SUPPLIED DATA:
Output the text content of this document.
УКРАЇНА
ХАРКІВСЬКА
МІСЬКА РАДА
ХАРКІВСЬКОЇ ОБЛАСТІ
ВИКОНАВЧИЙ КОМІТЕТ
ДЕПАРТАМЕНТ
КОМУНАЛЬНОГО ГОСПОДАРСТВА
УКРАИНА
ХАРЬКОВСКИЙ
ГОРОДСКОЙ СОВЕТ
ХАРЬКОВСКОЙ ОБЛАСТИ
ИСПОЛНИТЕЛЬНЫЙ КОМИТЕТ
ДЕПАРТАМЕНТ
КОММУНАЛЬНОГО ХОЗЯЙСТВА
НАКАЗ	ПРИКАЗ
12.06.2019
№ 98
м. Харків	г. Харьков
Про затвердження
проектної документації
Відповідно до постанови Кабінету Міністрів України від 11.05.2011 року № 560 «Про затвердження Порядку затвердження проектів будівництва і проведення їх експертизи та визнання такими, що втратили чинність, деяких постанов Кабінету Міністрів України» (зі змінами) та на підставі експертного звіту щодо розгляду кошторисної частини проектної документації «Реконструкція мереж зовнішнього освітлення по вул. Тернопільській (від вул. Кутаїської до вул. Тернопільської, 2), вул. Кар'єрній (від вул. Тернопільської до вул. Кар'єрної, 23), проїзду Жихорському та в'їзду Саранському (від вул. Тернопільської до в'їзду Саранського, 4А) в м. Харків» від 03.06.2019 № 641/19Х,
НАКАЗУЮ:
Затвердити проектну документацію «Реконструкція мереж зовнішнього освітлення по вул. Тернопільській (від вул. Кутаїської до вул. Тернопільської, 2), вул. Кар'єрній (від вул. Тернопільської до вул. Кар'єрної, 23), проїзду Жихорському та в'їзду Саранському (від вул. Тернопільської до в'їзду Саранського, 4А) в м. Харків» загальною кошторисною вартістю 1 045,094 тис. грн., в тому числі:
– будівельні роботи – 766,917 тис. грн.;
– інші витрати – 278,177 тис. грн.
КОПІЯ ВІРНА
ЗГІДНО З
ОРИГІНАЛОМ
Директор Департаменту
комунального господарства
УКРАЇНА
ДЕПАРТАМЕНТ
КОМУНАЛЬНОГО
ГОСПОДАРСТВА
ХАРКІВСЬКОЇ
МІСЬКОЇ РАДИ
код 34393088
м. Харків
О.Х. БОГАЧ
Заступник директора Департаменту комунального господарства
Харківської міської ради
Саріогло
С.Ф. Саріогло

WHAT YOU WILL DO: Of the lines in the data, how many contain the word "Департаменту"? Provide the number and nothing further.

FINISHED EXERCISE: 2